### Exercise objective
Gather the lines that hold the string "color".

Source records:
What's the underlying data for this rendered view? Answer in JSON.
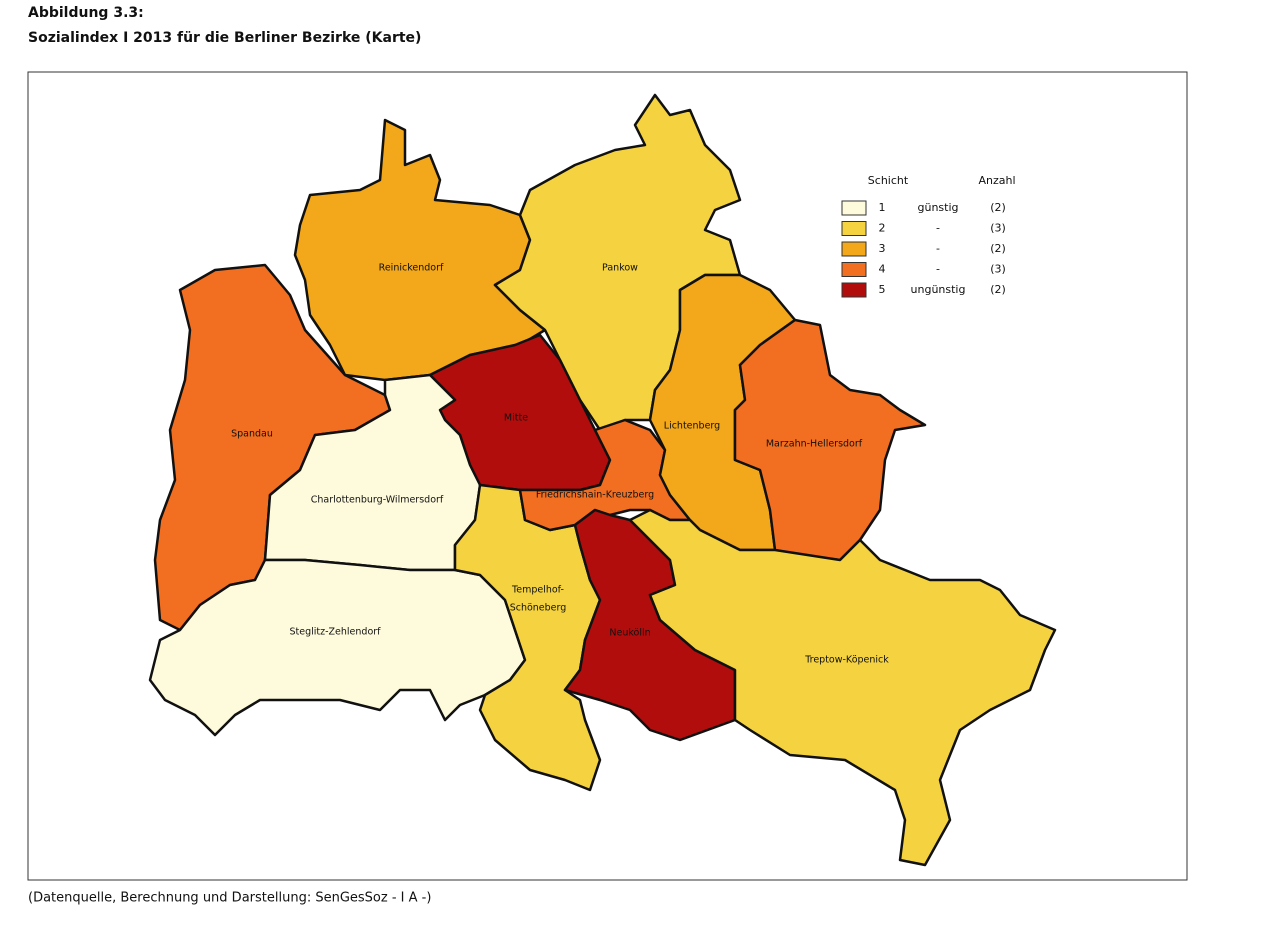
{
  "header": {
    "figure": "Abbildung 3.3:",
    "title": "Sozialindex I 2013 für die Berliner Bezirke (Karte)"
  },
  "legend": {
    "class_header": "Schicht",
    "count_header": "Anzahl",
    "rows": [
      {
        "class": 1,
        "label": "günstig",
        "count": "(2)",
        "color": "#fefbdd"
      },
      {
        "class": 2,
        "label": "-",
        "count": "(3)",
        "color": "#f5d340"
      },
      {
        "class": 3,
        "label": "-",
        "count": "(2)",
        "color": "#f3a71a"
      },
      {
        "class": 4,
        "label": "-",
        "count": "(3)",
        "color": "#f26f21"
      },
      {
        "class": 5,
        "label": "ungünstig",
        "count": "(2)",
        "color": "#b10d0d"
      }
    ]
  },
  "districts": [
    {
      "label": [
        "Spandau"
      ],
      "class": 4
    },
    {
      "label": [
        "Reinickendorf"
      ],
      "class": 3
    },
    {
      "label": [
        "Pankow"
      ],
      "class": 2
    },
    {
      "label": [
        "Mitte"
      ],
      "class": 5
    },
    {
      "label": [
        "Charlottenburg-Wilmersdorf"
      ],
      "class": 1
    },
    {
      "label": [
        "Steglitz-Zehlendorf"
      ],
      "class": 1
    },
    {
      "label": [
        "Tempelhof-",
        "Schöneberg"
      ],
      "class": 2
    },
    {
      "label": [
        "Friedrichshain-Kreuzberg"
      ],
      "class": 4
    },
    {
      "label": [
        "Neukölln"
      ],
      "class": 5
    },
    {
      "label": [
        "Lichtenberg"
      ],
      "class": 3
    },
    {
      "label": [
        "Marzahn-Hellersdorf"
      ],
      "class": 4
    },
    {
      "label": [
        "Treptow-Köpenick"
      ],
      "class": 2
    }
  ],
  "source": "(Datenquelle, Berechnung und Darstellung: SenGesSoz - I A -)"
}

### Answer to the task
        "color": "#fefbdd"
        "color": "#f5d340"
        "color": "#f3a71a"
        "color": "#f26f21"
        "color": "#b10d0d"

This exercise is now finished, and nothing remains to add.